Given instruction => Write out every line of the material below word for word, but omit the pictures.

[START Task material]

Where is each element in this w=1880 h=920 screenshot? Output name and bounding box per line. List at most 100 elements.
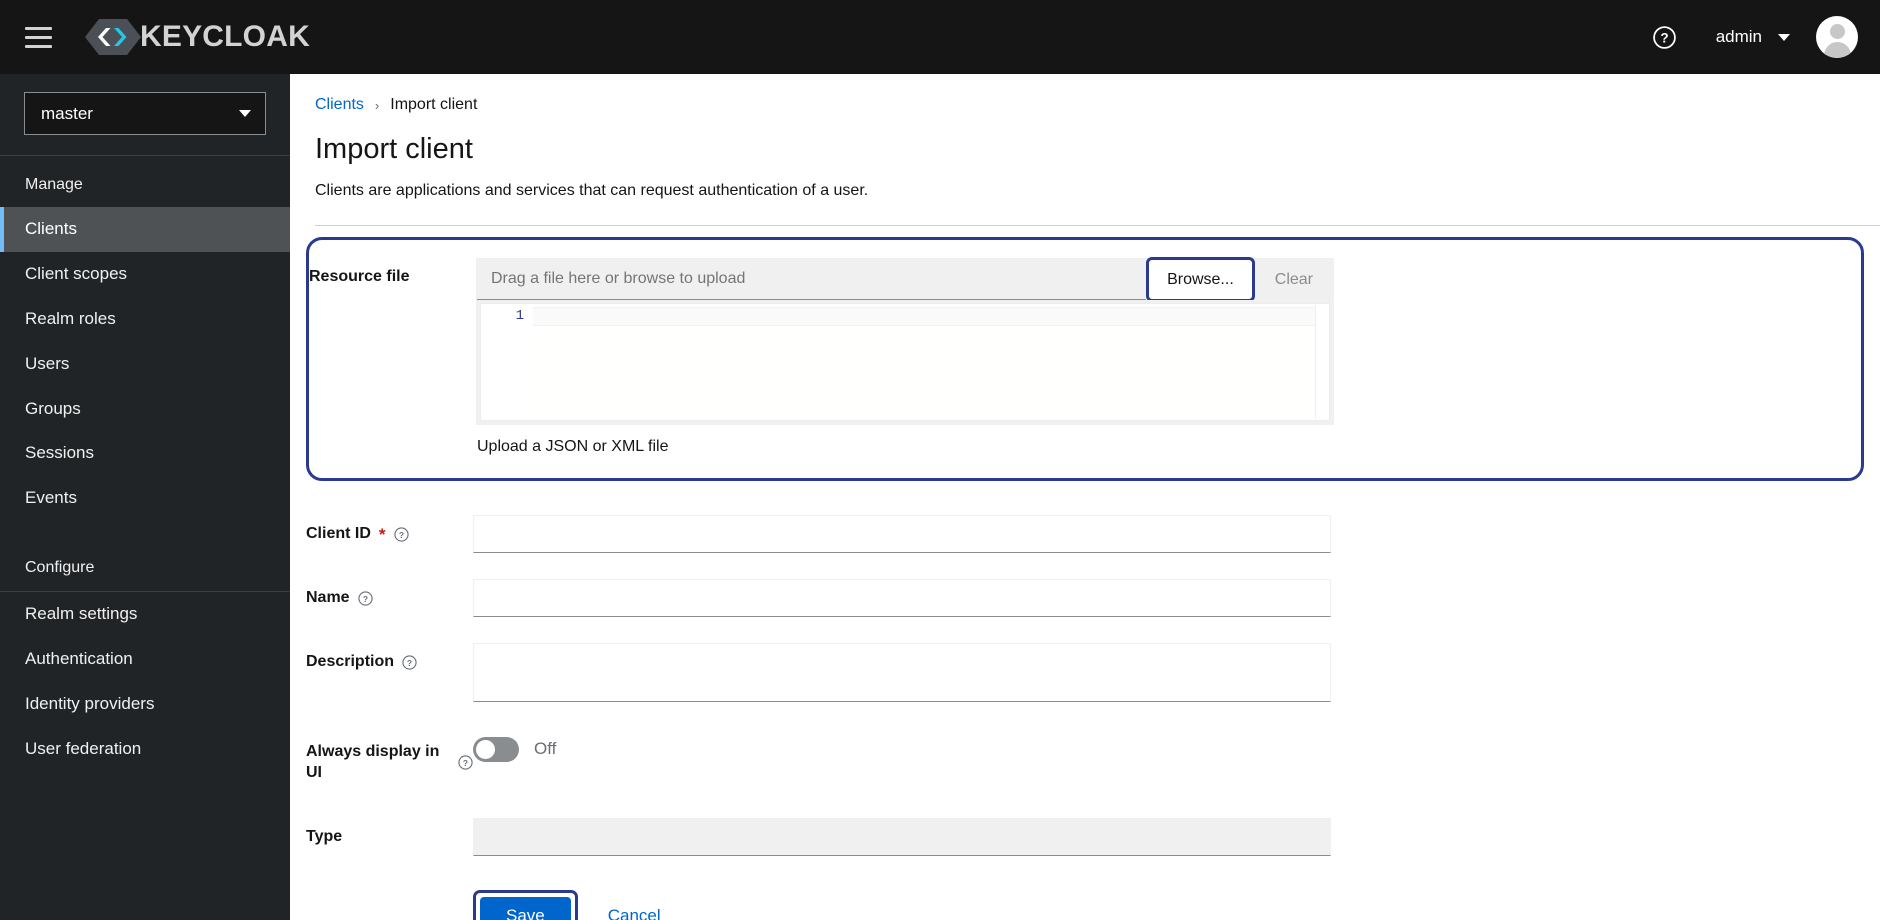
sidebar-item-sessions[interactable]: Sessions	[0, 431, 290, 476]
client-id-field	[473, 514, 1331, 553]
resource-file-label: Resource file	[309, 258, 476, 288]
breadcrumb-link-clients[interactable]: Clients	[315, 96, 364, 114]
always-display-toggle[interactable]	[473, 736, 519, 762]
question-circle-icon: ?	[402, 655, 417, 670]
code-editor-gutter: 1	[481, 304, 533, 421]
sidebar-item-realm-settings[interactable]: Realm settings	[0, 592, 290, 637]
chevron-down-icon	[1778, 33, 1790, 41]
line-number: 1	[515, 308, 524, 325]
clear-button[interactable]: Clear	[1255, 259, 1333, 300]
file-name-input[interactable]	[477, 259, 1147, 301]
type-input	[473, 817, 1331, 856]
type-field	[473, 817, 1331, 856]
sidebar-item-label: User federation	[25, 738, 142, 758]
hamburger-bar-icon	[24, 26, 52, 30]
save-button[interactable]: Save	[480, 896, 571, 920]
browse-button[interactable]: Browse...	[1150, 264, 1251, 295]
sidebar-item-groups[interactable]: Groups	[0, 387, 290, 432]
realm-selector[interactable]: master	[24, 92, 266, 135]
brand-logo-link[interactable]: KEYCLOAK	[84, 15, 310, 59]
help-icon[interactable]: ?	[402, 655, 417, 670]
header-divider	[315, 225, 1880, 227]
keycloak-hexagon-icon	[85, 19, 141, 55]
help-icon[interactable]: ?	[357, 591, 373, 606]
sidebar-item-clients[interactable]: Clients	[0, 206, 290, 252]
form-spacer	[290, 707, 1880, 733]
sidebar-item-label: Users	[25, 353, 70, 373]
masthead-toolbar: ? admin	[1642, 14, 1880, 60]
resource-file-field: Browse... Clear 1	[476, 257, 1334, 458]
breadcrumb: Clients › Import client	[315, 96, 1880, 114]
name-input[interactable]	[473, 578, 1331, 617]
breadcrumb-separator-icon: ›	[374, 97, 380, 113]
page-title: Import client	[315, 133, 473, 165]
name-field	[473, 578, 1331, 617]
always-display-state-label: Off	[534, 739, 557, 759]
description-textarea[interactable]	[473, 642, 1331, 702]
sidebar-item-client-scopes[interactable]: Client scopes	[0, 252, 290, 297]
client-id-input[interactable]	[473, 514, 1331, 553]
sidebar-item-label: Clients	[25, 218, 77, 238]
sidebar-item-label: Client scopes	[25, 263, 128, 283]
sidebar: master Manage Clients Client scopes Real…	[0, 74, 290, 920]
masthead: KEYCLOAK ? admin	[0, 0, 1880, 74]
hamburger-bar-icon	[24, 44, 52, 48]
resource-file-label-text: Resource file	[309, 268, 410, 286]
save-button-focus-ring: Save	[473, 889, 578, 920]
help-button[interactable]: ?	[1642, 14, 1688, 60]
help-icon[interactable]: ?	[458, 755, 473, 770]
always-display-label-text: Always display in UI	[306, 742, 440, 781]
sidebar-item-label: Authentication	[25, 649, 133, 669]
avatar[interactable]	[1816, 16, 1858, 58]
global-nav-toggle-button[interactable]	[13, 12, 63, 62]
resource-file-hint: Upload a JSON or XML file	[477, 438, 669, 456]
always-display-label: Always display in UI ?	[306, 733, 473, 784]
sidebar-section-configure-title: Configure	[0, 547, 290, 593]
sidebar-item-label: Sessions	[25, 443, 94, 463]
form-spacer	[290, 481, 1880, 515]
description-field	[473, 642, 1331, 707]
question-circle-icon: ?	[1653, 25, 1676, 49]
sidebar-item-label: Groups	[25, 398, 81, 418]
sidebar-item-realm-roles[interactable]: Realm roles	[0, 297, 290, 342]
form-spacer	[290, 553, 1880, 579]
sidebar-item-identity-providers[interactable]: Identity providers	[0, 682, 290, 727]
breadcrumb-current: Import client	[390, 96, 478, 113]
user-name-label: admin	[1715, 27, 1762, 46]
code-active-line	[533, 307, 1315, 327]
avatar-head-icon	[1829, 24, 1845, 39]
main-content: Clients › Import client Import client Cl…	[290, 74, 1880, 920]
sidebar-item-label: Realm roles	[25, 308, 116, 328]
page-subtitle: Clients are applications and services th…	[315, 181, 869, 199]
code-editor[interactable]: 1	[477, 300, 1333, 425]
sidebar-item-users[interactable]: Users	[0, 342, 290, 387]
code-editor-content[interactable]	[533, 304, 1329, 420]
page-header: Clients › Import client Import client Cl…	[290, 74, 1880, 227]
import-client-form: Resource file Browse... Clear	[290, 237, 1880, 920]
chevron-down-icon	[239, 110, 251, 117]
file-upload-toolbar: Browse... Clear	[477, 257, 1333, 303]
question-circle-icon: ?	[393, 527, 409, 542]
name-label-text: Name	[306, 588, 350, 606]
svg-text:?: ?	[463, 758, 468, 768]
resource-file-highlight-region: Resource file Browse... Clear	[306, 237, 1864, 481]
client-id-label-text: Client ID	[306, 524, 371, 542]
form-row-always-display: Always display in UI ? Off	[290, 733, 1880, 784]
svg-text:?: ?	[407, 658, 412, 668]
hamburger-bar-icon	[24, 35, 52, 39]
sidebar-item-events[interactable]: Events	[0, 476, 290, 521]
toggle-knob	[476, 739, 495, 759]
user-dropdown-button[interactable]: admin	[1716, 27, 1790, 47]
name-label: Name ?	[306, 579, 473, 609]
sidebar-item-user-federation[interactable]: User federation	[0, 727, 290, 772]
code-editor-inner: 1	[480, 303, 1330, 422]
brand-text: KEYCLOAK	[140, 20, 310, 53]
sidebar-item-label: Identity providers	[25, 694, 155, 714]
realm-selector-value: master	[41, 103, 93, 123]
form-row-client-id: Client ID * ?	[290, 514, 1880, 553]
sidebar-item-authentication[interactable]: Authentication	[0, 637, 290, 682]
help-icon[interactable]: ?	[393, 527, 409, 542]
svg-text:?: ?	[398, 530, 403, 540]
cancel-button[interactable]: Cancel	[598, 898, 671, 920]
code-editor-scrollbar[interactable]	[1315, 305, 1328, 420]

[END Task material]

Result =>
Where is each element in this w=1880 h=920 screenshot? Output name and bounding box per line. List at most 100 elements.
sidebar-item-sessions[interactable]: Sessions	[0, 431, 290, 476]
client-id-field	[473, 514, 1331, 553]
resource-file-label: Resource file	[309, 258, 476, 288]
breadcrumb-link-clients[interactable]: Clients	[315, 96, 364, 114]
always-display-toggle[interactable]	[473, 736, 519, 762]
question-circle-icon: ?	[402, 655, 417, 670]
code-editor-gutter: 1	[481, 304, 533, 421]
sidebar-item-realm-settings[interactable]: Realm settings	[0, 592, 290, 637]
chevron-down-icon	[1778, 33, 1790, 41]
line-number: 1	[515, 308, 524, 325]
clear-button[interactable]: Clear	[1255, 259, 1333, 300]
file-name-input[interactable]	[477, 259, 1147, 301]
type-input	[473, 817, 1331, 856]
type-field	[473, 817, 1331, 856]
sidebar-item-label: User federation	[25, 738, 142, 758]
hamburger-bar-icon	[24, 26, 52, 30]
save-button[interactable]: Save	[480, 896, 571, 920]
browse-button[interactable]: Browse...	[1150, 264, 1251, 295]
sidebar-item-groups[interactable]: Groups	[0, 387, 290, 432]
realm-selector[interactable]: master	[24, 92, 266, 135]
brand-logo-link[interactable]: KEYCLOAK	[84, 15, 310, 59]
help-icon[interactable]: ?	[402, 655, 417, 670]
header-divider	[315, 225, 1880, 227]
keycloak-hexagon-icon	[85, 19, 141, 55]
help-icon[interactable]: ?	[357, 591, 373, 606]
sidebar-item-clients[interactable]: Clients	[0, 206, 290, 252]
form-spacer	[290, 707, 1880, 733]
sidebar-item-label: Users	[25, 353, 70, 373]
masthead-toolbar: ? admin	[1642, 14, 1880, 60]
resource-file-field: Browse... Clear 1	[476, 257, 1334, 458]
breadcrumb: Clients › Import client	[315, 96, 1880, 114]
name-input[interactable]	[473, 578, 1331, 617]
breadcrumb-separator-icon: ›	[374, 97, 380, 113]
page-title: Import client	[315, 133, 473, 165]
name-field	[473, 578, 1331, 617]
always-display-state-label: Off	[534, 739, 557, 759]
description-textarea[interactable]	[473, 642, 1331, 702]
sidebar-item-client-scopes[interactable]: Client scopes	[0, 252, 290, 297]
client-id-input[interactable]	[473, 514, 1331, 553]
sidebar-item-label: Clients	[25, 218, 77, 238]
sidebar-item-label: Client scopes	[25, 263, 128, 283]
sidebar: master Manage Clients Client scopes Real…	[0, 74, 290, 920]
masthead: KEYCLOAK ? admin	[0, 0, 1880, 74]
hamburger-bar-icon	[24, 44, 52, 48]
resource-file-label-text: Resource file	[309, 268, 410, 286]
save-button-focus-ring: Save	[473, 889, 578, 920]
help-button[interactable]: ?	[1642, 14, 1688, 60]
help-icon[interactable]: ?	[458, 755, 473, 770]
always-display-label-text: Always display in UI	[306, 742, 440, 781]
sidebar-item-label: Authentication	[25, 649, 133, 669]
avatar[interactable]	[1816, 16, 1858, 58]
global-nav-toggle-button[interactable]	[13, 12, 63, 62]
resource-file-hint: Upload a JSON or XML file	[477, 438, 669, 456]
always-display-label: Always display in UI ?	[306, 733, 473, 784]
sidebar-section-configure-title: Configure	[0, 547, 290, 593]
sidebar-item-label: Sessions	[25, 443, 94, 463]
form-spacer	[290, 481, 1880, 515]
description-field	[473, 642, 1331, 707]
question-circle-icon: ?	[1653, 25, 1676, 49]
sidebar-item-label: Groups	[25, 398, 81, 418]
sidebar-item-realm-roles[interactable]: Realm roles	[0, 297, 290, 342]
form-spacer	[290, 553, 1880, 579]
sidebar-item-identity-providers[interactable]: Identity providers	[0, 682, 290, 727]
breadcrumb-current: Import client	[390, 96, 478, 113]
user-name-label: admin	[1715, 27, 1762, 46]
code-active-line	[533, 307, 1315, 327]
avatar-head-icon	[1829, 24, 1845, 39]
main-content: Clients › Import client Import client Cl…	[290, 74, 1880, 920]
sidebar-item-label: Realm roles	[25, 308, 116, 328]
page-subtitle: Clients are applications and services th…	[315, 181, 869, 199]
code-editor[interactable]: 1	[477, 300, 1333, 425]
sidebar-item-users[interactable]: Users	[0, 342, 290, 387]
code-editor-content[interactable]	[533, 304, 1329, 420]
page-header: Clients › Import client Import client Cl…	[290, 74, 1880, 227]
import-client-form: Resource file Browse... Clear	[290, 237, 1880, 920]
chevron-down-icon	[239, 110, 251, 117]
file-upload-toolbar: Browse... Clear	[477, 257, 1333, 303]
question-circle-icon: ?	[393, 527, 409, 542]
name-label-text: Name	[306, 588, 350, 606]
svg-text:?: ?	[463, 758, 468, 768]
resource-file-highlight-region: Resource file Browse... Clear	[306, 237, 1864, 481]
client-id-label-text: Client ID	[306, 524, 371, 542]
form-row-always-display: Always display in UI ? Off	[290, 733, 1880, 784]
svg-text:?: ?	[407, 658, 412, 668]
hamburger-bar-icon	[24, 35, 52, 39]
sidebar-item-events[interactable]: Events	[0, 476, 290, 521]
toggle-knob	[476, 739, 495, 759]
user-dropdown-button[interactable]: admin	[1716, 27, 1790, 47]
name-label: Name ?	[306, 579, 473, 609]
sidebar-item-user-federation[interactable]: User federation	[0, 727, 290, 772]
code-editor-inner: 1	[480, 303, 1330, 422]
brand-text: KEYCLOAK	[140, 20, 310, 53]
sidebar-item-label: Identity providers	[25, 694, 155, 714]
realm-selector-value: master	[41, 103, 93, 123]
form-row-client-id: Client ID * ?	[290, 514, 1880, 553]
sidebar-item-authentication[interactable]: Authentication	[0, 637, 290, 682]
help-icon[interactable]: ?	[393, 527, 409, 542]
svg-text:?: ?	[398, 530, 403, 540]
cancel-button[interactable]: Cancel	[598, 898, 671, 920]
code-editor-scrollbar[interactable]	[1315, 305, 1328, 420]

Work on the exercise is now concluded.